## Source passage
▬▬▬

I have a confession to make. I may have a bit of a black thumb.
I have killed many plants in my lifetime by simply neglecting them. I’m not proud of this, of course, and to my credit, the neglect was never intentional.
I’m just busy most of the time.
I’ve found that plants often persist and live despite chronic neglect. Even when thriving houseplants with plump, juicy leaves have turned into dried sprigs, they keep trying to live (albeit with limited economy). Weak little leaves doing the best they can push out of dried stems despite a dearth of the things they need like water, fertilizer, sun (and in some cases, shade).
The good news is, if the plants were still trying, so was I. There was no reason for me to give up if they had even the tiniest bit of life in them. I promised to apologize and to pay better attention moving forward.
But, for a long time, those plants remained sprig-like. I’d keep the plant sprigs going for months like that, and sometimes years. But when the plants failed to recover, I inevitably at some point, in one last desperate attempt to revive the sprigs, would overwater them and they would unfortunately drown.
These days, I am better about caring for houseplants. It’s partially because they are good teachers. Every day, I have to take a pause to see how they are doing. Is there mold in the soil? Are the leaves wilting and the soil is still damp? Is the soil bone dry?
I sometimes don’t always get to them before they start wilting from thirst. As a result, the plants do the best they can until I can remember to notice that sometimes days have gone by.
Poor things. But my plants are forgiving, it seems.
Sometimes a little breeze from the open window moves the leaves into an attention grabbing wave. Sometimes I see the tiny jar I use to water them when I go to the sink to grab my own glass. Other times, I don’t notice the plants until it’s time to open the blinds. When I notice the plants struggling a bit, I say, “I’m sorry,” and promptly move to take away the dead leaves and water the remaining living parts of the plants.

▬▬▬

## Dataset entries
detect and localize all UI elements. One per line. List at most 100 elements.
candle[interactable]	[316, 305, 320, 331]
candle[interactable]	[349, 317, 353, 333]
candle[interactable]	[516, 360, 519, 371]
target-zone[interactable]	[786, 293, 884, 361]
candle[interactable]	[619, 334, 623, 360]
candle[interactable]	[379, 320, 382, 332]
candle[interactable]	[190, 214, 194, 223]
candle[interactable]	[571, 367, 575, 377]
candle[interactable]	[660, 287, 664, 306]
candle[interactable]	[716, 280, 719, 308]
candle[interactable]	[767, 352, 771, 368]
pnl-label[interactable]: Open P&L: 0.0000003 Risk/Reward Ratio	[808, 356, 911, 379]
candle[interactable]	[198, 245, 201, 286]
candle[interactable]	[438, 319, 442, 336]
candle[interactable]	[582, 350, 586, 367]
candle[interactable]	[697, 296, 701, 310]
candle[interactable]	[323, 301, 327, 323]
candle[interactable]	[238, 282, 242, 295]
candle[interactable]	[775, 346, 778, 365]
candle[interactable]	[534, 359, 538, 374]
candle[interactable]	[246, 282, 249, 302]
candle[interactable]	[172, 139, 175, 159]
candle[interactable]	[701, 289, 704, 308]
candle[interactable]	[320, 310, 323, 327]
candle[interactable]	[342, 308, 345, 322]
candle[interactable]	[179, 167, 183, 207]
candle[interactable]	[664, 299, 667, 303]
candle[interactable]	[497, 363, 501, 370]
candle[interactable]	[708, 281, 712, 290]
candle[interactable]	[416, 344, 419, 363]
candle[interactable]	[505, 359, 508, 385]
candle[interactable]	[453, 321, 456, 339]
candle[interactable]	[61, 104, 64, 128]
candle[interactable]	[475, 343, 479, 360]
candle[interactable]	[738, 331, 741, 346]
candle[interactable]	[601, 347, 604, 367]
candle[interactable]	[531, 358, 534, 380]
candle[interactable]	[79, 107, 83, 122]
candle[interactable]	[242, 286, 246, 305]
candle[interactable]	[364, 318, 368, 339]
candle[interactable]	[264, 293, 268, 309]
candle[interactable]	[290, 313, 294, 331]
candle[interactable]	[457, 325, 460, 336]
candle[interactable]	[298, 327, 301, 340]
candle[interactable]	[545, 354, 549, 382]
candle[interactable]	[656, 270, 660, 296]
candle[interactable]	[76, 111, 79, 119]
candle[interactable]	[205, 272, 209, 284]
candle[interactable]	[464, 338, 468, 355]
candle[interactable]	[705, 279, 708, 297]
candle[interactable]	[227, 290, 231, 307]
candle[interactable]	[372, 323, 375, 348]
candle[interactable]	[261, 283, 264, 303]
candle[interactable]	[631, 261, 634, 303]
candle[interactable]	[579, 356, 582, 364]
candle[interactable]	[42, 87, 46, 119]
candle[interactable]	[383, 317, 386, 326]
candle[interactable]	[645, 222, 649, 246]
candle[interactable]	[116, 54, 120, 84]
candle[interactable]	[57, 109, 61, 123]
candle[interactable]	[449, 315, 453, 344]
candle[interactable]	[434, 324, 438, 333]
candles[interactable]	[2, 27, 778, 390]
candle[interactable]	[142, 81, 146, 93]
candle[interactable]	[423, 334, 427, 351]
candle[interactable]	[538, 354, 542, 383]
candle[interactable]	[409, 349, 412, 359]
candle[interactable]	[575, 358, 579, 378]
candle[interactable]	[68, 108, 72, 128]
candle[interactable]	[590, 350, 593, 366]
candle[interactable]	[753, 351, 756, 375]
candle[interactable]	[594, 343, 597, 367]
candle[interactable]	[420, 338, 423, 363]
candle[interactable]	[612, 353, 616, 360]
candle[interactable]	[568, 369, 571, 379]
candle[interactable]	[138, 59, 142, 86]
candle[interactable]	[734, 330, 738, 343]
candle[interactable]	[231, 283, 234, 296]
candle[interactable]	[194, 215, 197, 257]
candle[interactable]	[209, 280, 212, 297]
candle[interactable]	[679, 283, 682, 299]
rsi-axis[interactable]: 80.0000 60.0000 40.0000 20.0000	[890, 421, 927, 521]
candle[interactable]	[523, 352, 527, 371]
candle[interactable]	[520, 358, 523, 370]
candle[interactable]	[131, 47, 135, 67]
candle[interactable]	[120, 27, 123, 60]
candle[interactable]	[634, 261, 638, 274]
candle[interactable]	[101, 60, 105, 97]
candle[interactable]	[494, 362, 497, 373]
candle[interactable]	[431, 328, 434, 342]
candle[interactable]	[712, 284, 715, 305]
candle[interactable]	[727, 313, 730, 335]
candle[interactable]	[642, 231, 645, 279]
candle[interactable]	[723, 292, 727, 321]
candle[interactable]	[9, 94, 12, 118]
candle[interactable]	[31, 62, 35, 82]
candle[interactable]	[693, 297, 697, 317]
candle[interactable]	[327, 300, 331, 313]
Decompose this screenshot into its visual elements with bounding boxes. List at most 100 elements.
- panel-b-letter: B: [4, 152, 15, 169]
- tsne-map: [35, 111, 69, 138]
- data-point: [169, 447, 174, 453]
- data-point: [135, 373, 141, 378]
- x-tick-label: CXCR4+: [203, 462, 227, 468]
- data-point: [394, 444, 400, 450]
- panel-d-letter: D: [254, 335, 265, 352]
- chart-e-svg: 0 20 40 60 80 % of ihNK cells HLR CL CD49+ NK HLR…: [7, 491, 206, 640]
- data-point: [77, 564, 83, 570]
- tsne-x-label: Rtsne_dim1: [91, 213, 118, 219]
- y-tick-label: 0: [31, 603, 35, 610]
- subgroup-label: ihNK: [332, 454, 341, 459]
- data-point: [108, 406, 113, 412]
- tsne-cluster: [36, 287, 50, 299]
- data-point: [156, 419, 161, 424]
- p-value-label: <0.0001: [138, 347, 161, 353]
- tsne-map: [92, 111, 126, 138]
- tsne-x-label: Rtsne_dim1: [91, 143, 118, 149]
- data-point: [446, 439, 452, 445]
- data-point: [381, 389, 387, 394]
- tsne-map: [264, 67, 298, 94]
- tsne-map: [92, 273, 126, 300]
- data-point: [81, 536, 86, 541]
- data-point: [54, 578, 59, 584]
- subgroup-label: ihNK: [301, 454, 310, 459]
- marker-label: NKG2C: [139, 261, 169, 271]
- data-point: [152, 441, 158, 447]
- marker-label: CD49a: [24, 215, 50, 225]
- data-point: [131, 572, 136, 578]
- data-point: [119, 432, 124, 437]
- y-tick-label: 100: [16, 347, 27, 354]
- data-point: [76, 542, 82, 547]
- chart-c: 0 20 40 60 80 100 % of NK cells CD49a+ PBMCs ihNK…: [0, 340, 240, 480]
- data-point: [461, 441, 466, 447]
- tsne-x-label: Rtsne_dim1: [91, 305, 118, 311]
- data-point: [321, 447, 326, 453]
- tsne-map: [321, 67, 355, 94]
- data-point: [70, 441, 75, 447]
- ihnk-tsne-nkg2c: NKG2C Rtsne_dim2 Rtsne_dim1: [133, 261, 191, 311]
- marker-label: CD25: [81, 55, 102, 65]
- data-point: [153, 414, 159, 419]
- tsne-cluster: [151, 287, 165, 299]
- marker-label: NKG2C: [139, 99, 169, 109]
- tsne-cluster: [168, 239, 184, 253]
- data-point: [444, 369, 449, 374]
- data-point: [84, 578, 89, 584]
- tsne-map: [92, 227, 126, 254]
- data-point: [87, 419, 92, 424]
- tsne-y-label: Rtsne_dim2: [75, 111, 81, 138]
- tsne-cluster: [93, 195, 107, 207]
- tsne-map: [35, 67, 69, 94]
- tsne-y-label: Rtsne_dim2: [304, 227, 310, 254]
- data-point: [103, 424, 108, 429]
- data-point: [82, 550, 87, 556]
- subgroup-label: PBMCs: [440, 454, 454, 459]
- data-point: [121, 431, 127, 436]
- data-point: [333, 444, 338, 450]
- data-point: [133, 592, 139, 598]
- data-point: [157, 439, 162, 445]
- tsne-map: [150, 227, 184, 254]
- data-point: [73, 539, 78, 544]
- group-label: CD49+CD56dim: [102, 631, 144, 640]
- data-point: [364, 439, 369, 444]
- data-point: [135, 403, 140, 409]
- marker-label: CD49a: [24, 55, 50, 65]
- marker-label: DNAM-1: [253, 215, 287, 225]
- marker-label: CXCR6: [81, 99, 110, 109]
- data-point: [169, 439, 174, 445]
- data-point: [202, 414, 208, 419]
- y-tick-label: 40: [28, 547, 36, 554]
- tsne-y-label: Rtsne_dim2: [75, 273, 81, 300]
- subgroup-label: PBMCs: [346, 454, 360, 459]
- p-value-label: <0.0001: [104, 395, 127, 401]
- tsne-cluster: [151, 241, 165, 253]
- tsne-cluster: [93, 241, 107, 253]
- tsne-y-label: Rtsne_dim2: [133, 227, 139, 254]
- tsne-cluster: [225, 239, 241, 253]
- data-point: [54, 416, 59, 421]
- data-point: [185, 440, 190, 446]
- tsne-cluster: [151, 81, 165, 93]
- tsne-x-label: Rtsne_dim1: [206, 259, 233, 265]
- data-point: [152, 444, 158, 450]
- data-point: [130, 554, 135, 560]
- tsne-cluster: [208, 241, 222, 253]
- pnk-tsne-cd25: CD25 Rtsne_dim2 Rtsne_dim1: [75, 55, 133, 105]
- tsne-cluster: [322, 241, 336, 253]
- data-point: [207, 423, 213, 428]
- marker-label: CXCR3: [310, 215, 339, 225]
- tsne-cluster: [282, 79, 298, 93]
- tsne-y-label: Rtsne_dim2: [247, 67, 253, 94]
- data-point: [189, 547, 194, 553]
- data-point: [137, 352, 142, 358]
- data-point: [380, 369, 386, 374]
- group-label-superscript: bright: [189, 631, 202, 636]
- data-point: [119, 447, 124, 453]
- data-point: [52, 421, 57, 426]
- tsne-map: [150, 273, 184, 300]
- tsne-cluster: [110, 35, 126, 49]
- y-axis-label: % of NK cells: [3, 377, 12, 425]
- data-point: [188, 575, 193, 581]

▬▬▬

## Work instructions
Write the next few paragraphs of the first-person essay about neglected houseplants, starting right after its final sentence and keeping its voice.

## Task response
It has become a simple practice in attention. The more attention I pay to the plants, the better they fare.
I used to keep the plants that I currently own away from the windows because the label said they required indirect light. But, I soon noticed the way they reached for what little sun my west-facing windows provided, even from the middle of the room. I decided to disregard the labels. The plants were obviously craving the sun and when placed them at the window, they seemed to thrive. New tiny leaves appeared and the old leaves plumped, brightening in color. This reaction made me smile. It also made me remember the plants a little bit more.
Because of this, I began to take interest in the way the leaves sprouted and the way the stems moved to absorb the light. I played with moving them closer together and farther apart on the sill. I rotated the pots. At the end of the day, or the next morning, whenever it was I remembered to check in on them I noticed the stems and leaves had moved accordingly to find the best way to reach sunlight, the best way to protect themselves from overheating or freezing.
As my plants respond to the elements and show when they have had too much or when they have had just enough, I too must respond.
It’s a very simple practice that teaches me to take time to carefully observe things, to pay attention and act in nurturing ways.